Tally the lines that hold the string "China", and reply with the count alone.
# start of Material to process
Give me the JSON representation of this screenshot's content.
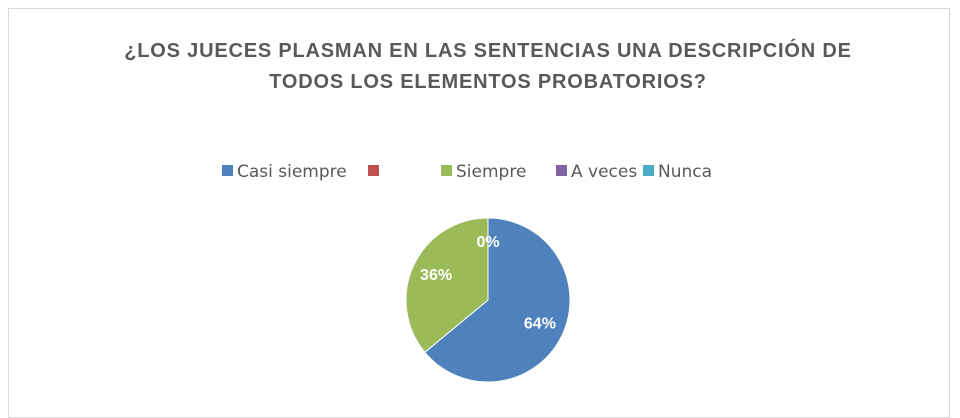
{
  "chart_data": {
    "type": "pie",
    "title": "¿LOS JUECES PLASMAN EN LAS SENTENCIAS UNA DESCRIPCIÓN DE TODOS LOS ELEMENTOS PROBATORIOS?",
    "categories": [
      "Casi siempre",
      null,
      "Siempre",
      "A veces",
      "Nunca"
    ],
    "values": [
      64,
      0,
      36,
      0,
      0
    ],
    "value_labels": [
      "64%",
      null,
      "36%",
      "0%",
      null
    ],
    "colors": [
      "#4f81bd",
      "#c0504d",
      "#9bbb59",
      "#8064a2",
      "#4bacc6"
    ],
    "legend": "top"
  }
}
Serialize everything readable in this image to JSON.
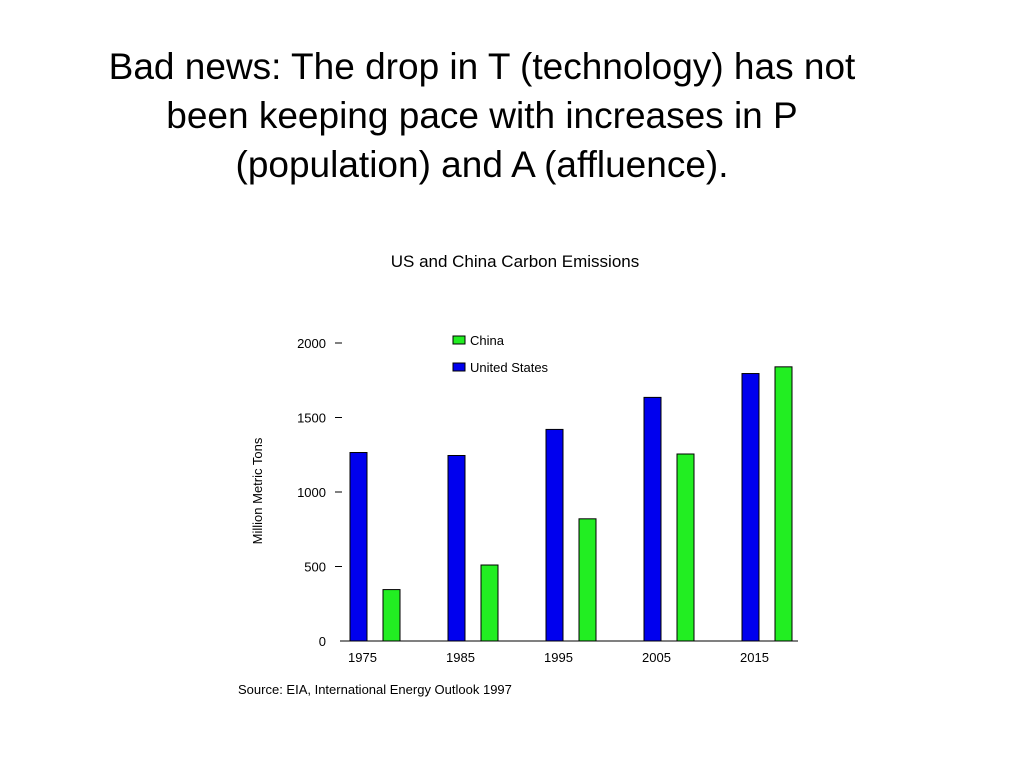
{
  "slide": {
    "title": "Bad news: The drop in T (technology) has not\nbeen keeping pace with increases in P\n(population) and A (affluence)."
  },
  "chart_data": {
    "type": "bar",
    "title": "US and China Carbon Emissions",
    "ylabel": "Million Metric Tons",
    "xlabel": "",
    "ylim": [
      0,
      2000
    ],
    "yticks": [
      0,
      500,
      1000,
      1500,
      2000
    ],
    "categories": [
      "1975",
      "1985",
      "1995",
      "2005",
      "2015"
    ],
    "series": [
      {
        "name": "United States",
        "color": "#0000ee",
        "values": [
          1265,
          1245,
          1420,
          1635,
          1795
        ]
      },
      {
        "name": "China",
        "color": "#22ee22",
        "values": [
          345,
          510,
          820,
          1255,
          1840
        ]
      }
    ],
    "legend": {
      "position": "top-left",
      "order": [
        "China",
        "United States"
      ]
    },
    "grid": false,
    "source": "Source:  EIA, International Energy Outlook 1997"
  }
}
# end of Material to process
# start of Material to process
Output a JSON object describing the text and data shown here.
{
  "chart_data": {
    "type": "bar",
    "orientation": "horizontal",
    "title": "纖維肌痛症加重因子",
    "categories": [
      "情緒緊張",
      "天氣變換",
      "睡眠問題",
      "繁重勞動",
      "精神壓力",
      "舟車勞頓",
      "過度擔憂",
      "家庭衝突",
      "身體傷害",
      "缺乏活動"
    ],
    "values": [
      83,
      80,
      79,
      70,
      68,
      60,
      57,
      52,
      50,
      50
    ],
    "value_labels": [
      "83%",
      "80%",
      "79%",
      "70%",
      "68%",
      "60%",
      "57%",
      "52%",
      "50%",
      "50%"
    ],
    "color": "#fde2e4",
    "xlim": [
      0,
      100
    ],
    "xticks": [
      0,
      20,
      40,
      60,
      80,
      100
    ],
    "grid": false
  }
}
# end of Material to process
# start of Material to process
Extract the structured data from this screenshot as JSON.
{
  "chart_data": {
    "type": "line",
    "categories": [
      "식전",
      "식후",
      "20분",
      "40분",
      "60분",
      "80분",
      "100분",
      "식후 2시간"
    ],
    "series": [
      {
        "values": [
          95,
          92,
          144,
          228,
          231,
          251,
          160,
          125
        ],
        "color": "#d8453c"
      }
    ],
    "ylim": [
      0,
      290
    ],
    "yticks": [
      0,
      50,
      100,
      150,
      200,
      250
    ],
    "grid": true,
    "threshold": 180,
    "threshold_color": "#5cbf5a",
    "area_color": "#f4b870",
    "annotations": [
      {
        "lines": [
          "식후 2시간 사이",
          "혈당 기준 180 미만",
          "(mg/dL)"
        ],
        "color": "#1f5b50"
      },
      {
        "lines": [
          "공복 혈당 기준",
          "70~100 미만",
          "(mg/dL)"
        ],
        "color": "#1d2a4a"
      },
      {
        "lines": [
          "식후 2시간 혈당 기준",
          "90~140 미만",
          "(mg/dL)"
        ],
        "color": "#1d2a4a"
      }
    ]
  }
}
# end of Material to process
_Task answer_.
3